GIVEN PROBLEM | Copy every record below, exactly as written.
◆ ◆ ◆ ◆
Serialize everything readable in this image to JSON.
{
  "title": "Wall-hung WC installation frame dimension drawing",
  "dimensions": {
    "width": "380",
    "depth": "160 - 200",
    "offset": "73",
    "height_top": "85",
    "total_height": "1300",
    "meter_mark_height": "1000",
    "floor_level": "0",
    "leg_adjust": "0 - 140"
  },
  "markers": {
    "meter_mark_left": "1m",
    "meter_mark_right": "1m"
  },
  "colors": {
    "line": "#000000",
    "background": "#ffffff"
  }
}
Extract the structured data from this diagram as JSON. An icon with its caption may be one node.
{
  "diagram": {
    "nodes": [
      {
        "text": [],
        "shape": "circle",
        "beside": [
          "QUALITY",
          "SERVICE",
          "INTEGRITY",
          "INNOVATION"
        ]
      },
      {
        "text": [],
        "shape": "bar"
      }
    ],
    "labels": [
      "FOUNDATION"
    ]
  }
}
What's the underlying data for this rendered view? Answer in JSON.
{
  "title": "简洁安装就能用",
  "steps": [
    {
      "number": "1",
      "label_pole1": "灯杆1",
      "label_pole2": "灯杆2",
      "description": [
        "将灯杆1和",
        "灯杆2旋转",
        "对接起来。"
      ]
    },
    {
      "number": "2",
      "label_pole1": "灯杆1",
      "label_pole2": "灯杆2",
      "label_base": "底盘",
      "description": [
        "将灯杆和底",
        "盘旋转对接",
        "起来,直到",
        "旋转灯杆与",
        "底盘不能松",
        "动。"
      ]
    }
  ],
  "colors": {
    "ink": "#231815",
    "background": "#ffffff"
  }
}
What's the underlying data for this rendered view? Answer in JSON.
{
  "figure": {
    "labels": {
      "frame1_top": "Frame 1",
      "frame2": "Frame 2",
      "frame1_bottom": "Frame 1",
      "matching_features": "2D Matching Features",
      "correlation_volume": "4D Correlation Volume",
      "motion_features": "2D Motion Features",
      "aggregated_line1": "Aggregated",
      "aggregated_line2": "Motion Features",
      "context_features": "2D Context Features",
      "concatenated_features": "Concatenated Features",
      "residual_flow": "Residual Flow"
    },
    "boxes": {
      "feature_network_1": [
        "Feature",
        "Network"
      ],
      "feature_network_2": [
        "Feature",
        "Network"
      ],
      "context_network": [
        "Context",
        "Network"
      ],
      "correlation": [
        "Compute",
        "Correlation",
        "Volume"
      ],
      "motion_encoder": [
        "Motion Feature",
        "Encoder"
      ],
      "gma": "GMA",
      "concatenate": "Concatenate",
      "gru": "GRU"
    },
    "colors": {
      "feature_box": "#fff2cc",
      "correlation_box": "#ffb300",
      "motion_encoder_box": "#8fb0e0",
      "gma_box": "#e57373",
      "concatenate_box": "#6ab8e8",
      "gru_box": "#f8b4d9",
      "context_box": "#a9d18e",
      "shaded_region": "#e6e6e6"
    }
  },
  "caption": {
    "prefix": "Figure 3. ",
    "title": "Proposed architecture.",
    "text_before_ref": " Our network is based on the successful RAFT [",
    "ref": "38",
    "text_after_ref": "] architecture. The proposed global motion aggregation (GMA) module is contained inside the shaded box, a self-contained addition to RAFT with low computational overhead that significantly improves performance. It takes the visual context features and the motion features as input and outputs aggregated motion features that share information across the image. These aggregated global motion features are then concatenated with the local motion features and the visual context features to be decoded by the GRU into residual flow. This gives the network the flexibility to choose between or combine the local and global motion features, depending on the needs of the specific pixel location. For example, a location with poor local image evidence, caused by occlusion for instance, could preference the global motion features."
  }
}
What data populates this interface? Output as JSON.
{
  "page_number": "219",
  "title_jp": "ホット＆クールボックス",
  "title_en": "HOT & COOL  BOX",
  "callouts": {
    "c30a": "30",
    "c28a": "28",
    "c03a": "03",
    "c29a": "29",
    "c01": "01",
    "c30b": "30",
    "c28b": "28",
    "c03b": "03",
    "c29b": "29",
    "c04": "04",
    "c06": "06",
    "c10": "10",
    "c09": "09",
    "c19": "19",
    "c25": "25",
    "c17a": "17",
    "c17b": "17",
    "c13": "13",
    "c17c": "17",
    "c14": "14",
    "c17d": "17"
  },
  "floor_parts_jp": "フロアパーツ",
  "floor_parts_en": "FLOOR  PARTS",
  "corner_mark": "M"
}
◆ ◆ ◆ ◆
RESPONSE |
Serialize everything readable in this image to JSON.
{
  "title": "Wall-hung WC installation frame dimension drawing",
  "dimensions": {
    "width": "380",
    "depth": "160 - 200",
    "offset": "73",
    "height_top": "85",
    "total_height": "1300",
    "meter_mark_height": "1000",
    "floor_level": "0",
    "leg_adjust": "0 - 140"
  },
  "markers": {
    "meter_mark_left": "1m",
    "meter_mark_right": "1m"
  },
  "colors": {
    "line": "#000000",
    "background": "#ffffff"
  }
}
Extract the structured data from this diagram as JSON. An icon with its caption may be one node.
{
  "diagram": {
    "nodes": [
      {
        "text": [],
        "shape": "circle",
        "beside": [
          "QUALITY",
          "SERVICE",
          "INTEGRITY",
          "INNOVATION"
        ]
      },
      {
        "text": [],
        "shape": "bar"
      }
    ],
    "labels": [
      "FOUNDATION"
    ]
  }
}
What's the underlying data for this rendered view? Answer in JSON.
{
  "title": "简洁安装就能用",
  "steps": [
    {
      "number": "1",
      "label_pole1": "灯杆1",
      "label_pole2": "灯杆2",
      "description": [
        "将灯杆1和",
        "灯杆2旋转",
        "对接起来。"
      ]
    },
    {
      "number": "2",
      "label_pole1": "灯杆1",
      "label_pole2": "灯杆2",
      "label_base": "底盘",
      "description": [
        "将灯杆和底",
        "盘旋转对接",
        "起来,直到",
        "旋转灯杆与",
        "底盘不能松",
        "动。"
      ]
    }
  ],
  "colors": {
    "ink": "#231815",
    "background": "#ffffff"
  }
}
What's the underlying data for this rendered view? Answer in JSON.
{
  "figure": {
    "labels": {
      "frame1_top": "Frame 1",
      "frame2": "Frame 2",
      "frame1_bottom": "Frame 1",
      "matching_features": "2D Matching Features",
      "correlation_volume": "4D Correlation Volume",
      "motion_features": "2D Motion Features",
      "aggregated_line1": "Aggregated",
      "aggregated_line2": "Motion Features",
      "context_features": "2D Context Features",
      "concatenated_features": "Concatenated Features",
      "residual_flow": "Residual Flow"
    },
    "boxes": {
      "feature_network_1": [
        "Feature",
        "Network"
      ],
      "feature_network_2": [
        "Feature",
        "Network"
      ],
      "context_network": [
        "Context",
        "Network"
      ],
      "correlation": [
        "Compute",
        "Correlation",
        "Volume"
      ],
      "motion_encoder": [
        "Motion Feature",
        "Encoder"
      ],
      "gma": "GMA",
      "concatenate": "Concatenate",
      "gru": "GRU"
    },
    "colors": {
      "feature_box": "#fff2cc",
      "correlation_box": "#ffb300",
      "motion_encoder_box": "#8fb0e0",
      "gma_box": "#e57373",
      "concatenate_box": "#6ab8e8",
      "gru_box": "#f8b4d9",
      "context_box": "#a9d18e",
      "shaded_region": "#e6e6e6"
    }
  },
  "caption": {
    "prefix": "Figure 3. ",
    "title": "Proposed architecture.",
    "text_before_ref": " Our network is based on the successful RAFT [",
    "ref": "38",
    "text_after_ref": "] architecture. The proposed global motion aggregation (GMA) module is contained inside the shaded box, a self-contained addition to RAFT with low computational overhead that significantly improves performance. It takes the visual context features and the motion features as input and outputs aggregated motion features that share information across the image. These aggregated global motion features are then concatenated with the local motion features and the visual context features to be decoded by the GRU into residual flow. This gives the network the flexibility to choose between or combine the local and global motion features, depending on the needs of the specific pixel location. For example, a location with poor local image evidence, caused by occlusion for instance, could preference the global motion features."
  }
}
What data populates this interface? Output as JSON.
{
  "page_number": "219",
  "title_jp": "ホット＆クールボックス",
  "title_en": "HOT & COOL  BOX",
  "callouts": {
    "c30a": "30",
    "c28a": "28",
    "c03a": "03",
    "c29a": "29",
    "c01": "01",
    "c30b": "30",
    "c28b": "28",
    "c03b": "03",
    "c29b": "29",
    "c04": "04",
    "c06": "06",
    "c10": "10",
    "c09": "09",
    "c19": "19",
    "c25": "25",
    "c17a": "17",
    "c17b": "17",
    "c13": "13",
    "c17c": "17",
    "c14": "14",
    "c17d": "17"
  },
  "floor_parts_jp": "フロアパーツ",
  "floor_parts_en": "FLOOR  PARTS",
  "corner_mark": "M"
}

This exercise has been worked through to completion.